* WHAT IS ASKED:
Set down the whole listing verbatim.

* RECORDS SHOWN:
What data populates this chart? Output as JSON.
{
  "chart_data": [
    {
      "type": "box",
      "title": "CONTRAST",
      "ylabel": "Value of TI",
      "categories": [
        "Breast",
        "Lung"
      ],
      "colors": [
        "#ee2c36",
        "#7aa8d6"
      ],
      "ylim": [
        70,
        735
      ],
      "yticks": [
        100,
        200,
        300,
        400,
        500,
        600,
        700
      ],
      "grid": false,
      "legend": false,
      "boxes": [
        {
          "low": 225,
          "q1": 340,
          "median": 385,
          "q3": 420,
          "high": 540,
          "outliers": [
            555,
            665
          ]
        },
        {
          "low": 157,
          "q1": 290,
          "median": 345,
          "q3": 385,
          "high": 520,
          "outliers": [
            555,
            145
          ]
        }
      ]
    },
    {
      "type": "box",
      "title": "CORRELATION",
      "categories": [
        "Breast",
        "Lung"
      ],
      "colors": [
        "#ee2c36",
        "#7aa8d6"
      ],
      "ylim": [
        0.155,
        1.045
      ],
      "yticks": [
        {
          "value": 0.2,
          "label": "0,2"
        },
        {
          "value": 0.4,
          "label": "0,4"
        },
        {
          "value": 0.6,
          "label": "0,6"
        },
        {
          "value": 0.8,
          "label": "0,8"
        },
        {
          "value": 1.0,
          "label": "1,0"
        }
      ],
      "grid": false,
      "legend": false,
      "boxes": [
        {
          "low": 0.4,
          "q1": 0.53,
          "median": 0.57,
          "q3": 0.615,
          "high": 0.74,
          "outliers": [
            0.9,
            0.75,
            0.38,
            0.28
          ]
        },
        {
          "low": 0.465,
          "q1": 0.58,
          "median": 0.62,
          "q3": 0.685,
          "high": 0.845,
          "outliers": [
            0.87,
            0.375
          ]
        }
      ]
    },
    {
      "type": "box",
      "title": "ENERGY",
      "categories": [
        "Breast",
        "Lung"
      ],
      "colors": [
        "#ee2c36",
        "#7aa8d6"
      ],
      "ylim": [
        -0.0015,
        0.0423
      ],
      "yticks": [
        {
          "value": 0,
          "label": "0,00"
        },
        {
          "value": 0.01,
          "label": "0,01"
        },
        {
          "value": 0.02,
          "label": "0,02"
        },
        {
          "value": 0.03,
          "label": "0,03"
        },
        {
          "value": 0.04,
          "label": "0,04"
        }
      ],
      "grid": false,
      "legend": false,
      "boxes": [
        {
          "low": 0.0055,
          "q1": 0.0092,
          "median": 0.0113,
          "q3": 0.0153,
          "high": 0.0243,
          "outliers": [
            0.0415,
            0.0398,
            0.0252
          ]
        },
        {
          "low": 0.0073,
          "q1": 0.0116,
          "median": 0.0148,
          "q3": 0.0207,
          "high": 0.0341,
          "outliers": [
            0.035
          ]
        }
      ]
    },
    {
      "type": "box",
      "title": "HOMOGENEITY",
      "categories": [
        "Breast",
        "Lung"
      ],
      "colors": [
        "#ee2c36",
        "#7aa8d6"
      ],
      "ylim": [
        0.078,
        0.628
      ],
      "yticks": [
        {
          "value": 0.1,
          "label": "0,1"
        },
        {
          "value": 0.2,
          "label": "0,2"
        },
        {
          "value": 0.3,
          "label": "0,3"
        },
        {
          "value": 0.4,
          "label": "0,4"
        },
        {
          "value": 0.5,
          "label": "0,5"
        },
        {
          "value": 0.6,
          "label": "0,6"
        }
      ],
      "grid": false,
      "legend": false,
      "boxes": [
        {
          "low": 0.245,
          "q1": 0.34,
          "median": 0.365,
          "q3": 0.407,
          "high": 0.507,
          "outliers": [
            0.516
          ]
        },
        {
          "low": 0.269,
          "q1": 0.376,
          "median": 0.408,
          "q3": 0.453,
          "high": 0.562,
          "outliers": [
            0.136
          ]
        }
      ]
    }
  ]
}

* RESPONSE TO THIS TASK:
What data populates this chart? Output as JSON.
{
  "chart_data": [
    {
      "type": "box",
      "title": "CONTRAST",
      "ylabel": "Value of TI",
      "categories": [
        "Breast",
        "Lung"
      ],
      "colors": [
        "#ee2c36",
        "#7aa8d6"
      ],
      "ylim": [
        70,
        735
      ],
      "yticks": [
        100,
        200,
        300,
        400,
        500,
        600,
        700
      ],
      "grid": false,
      "legend": false,
      "boxes": [
        {
          "low": 225,
          "q1": 340,
          "median": 385,
          "q3": 420,
          "high": 540,
          "outliers": [
            555,
            665
          ]
        },
        {
          "low": 157,
          "q1": 290,
          "median": 345,
          "q3": 385,
          "high": 520,
          "outliers": [
            555,
            145
          ]
        }
      ]
    },
    {
      "type": "box",
      "title": "CORRELATION",
      "categories": [
        "Breast",
        "Lung"
      ],
      "colors": [
        "#ee2c36",
        "#7aa8d6"
      ],
      "ylim": [
        0.155,
        1.045
      ],
      "yticks": [
        {
          "value": 0.2,
          "label": "0,2"
        },
        {
          "value": 0.4,
          "label": "0,4"
        },
        {
          "value": 0.6,
          "label": "0,6"
        },
        {
          "value": 0.8,
          "label": "0,8"
        },
        {
          "value": 1.0,
          "label": "1,0"
        }
      ],
      "grid": false,
      "legend": false,
      "boxes": [
        {
          "low": 0.4,
          "q1": 0.53,
          "median": 0.57,
          "q3": 0.615,
          "high": 0.74,
          "outliers": [
            0.9,
            0.75,
            0.38,
            0.28
          ]
        },
        {
          "low": 0.465,
          "q1": 0.58,
          "median": 0.62,
          "q3": 0.685,
          "high": 0.845,
          "outliers": [
            0.87,
            0.375
          ]
        }
      ]
    },
    {
      "type": "box",
      "title": "ENERGY",
      "categories": [
        "Breast",
        "Lung"
      ],
      "colors": [
        "#ee2c36",
        "#7aa8d6"
      ],
      "ylim": [
        -0.0015,
        0.0423
      ],
      "yticks": [
        {
          "value": 0,
          "label": "0,00"
        },
        {
          "value": 0.01,
          "label": "0,01"
        },
        {
          "value": 0.02,
          "label": "0,02"
        },
        {
          "value": 0.03,
          "label": "0,03"
        },
        {
          "value": 0.04,
          "label": "0,04"
        }
      ],
      "grid": false,
      "legend": false,
      "boxes": [
        {
          "low": 0.0055,
          "q1": 0.0092,
          "median": 0.0113,
          "q3": 0.0153,
          "high": 0.0243,
          "outliers": [
            0.0415,
            0.0398,
            0.0252
          ]
        },
        {
          "low": 0.0073,
          "q1": 0.0116,
          "median": 0.0148,
          "q3": 0.0207,
          "high": 0.0341,
          "outliers": [
            0.035
          ]
        }
      ]
    },
    {
      "type": "box",
      "title": "HOMOGENEITY",
      "categories": [
        "Breast",
        "Lung"
      ],
      "colors": [
        "#ee2c36",
        "#7aa8d6"
      ],
      "ylim": [
        0.078,
        0.628
      ],
      "yticks": [
        {
          "value": 0.1,
          "label": "0,1"
        },
        {
          "value": 0.2,
          "label": "0,2"
        },
        {
          "value": 0.3,
          "label": "0,3"
        },
        {
          "value": 0.4,
          "label": "0,4"
        },
        {
          "value": 0.5,
          "label": "0,5"
        },
        {
          "value": 0.6,
          "label": "0,6"
        }
      ],
      "grid": false,
      "legend": false,
      "boxes": [
        {
          "low": 0.245,
          "q1": 0.34,
          "median": 0.365,
          "q3": 0.407,
          "high": 0.507,
          "outliers": [
            0.516
          ]
        },
        {
          "low": 0.269,
          "q1": 0.376,
          "median": 0.408,
          "q3": 0.453,
          "high": 0.562,
          "outliers": [
            0.136
          ]
        }
      ]
    }
  ]
}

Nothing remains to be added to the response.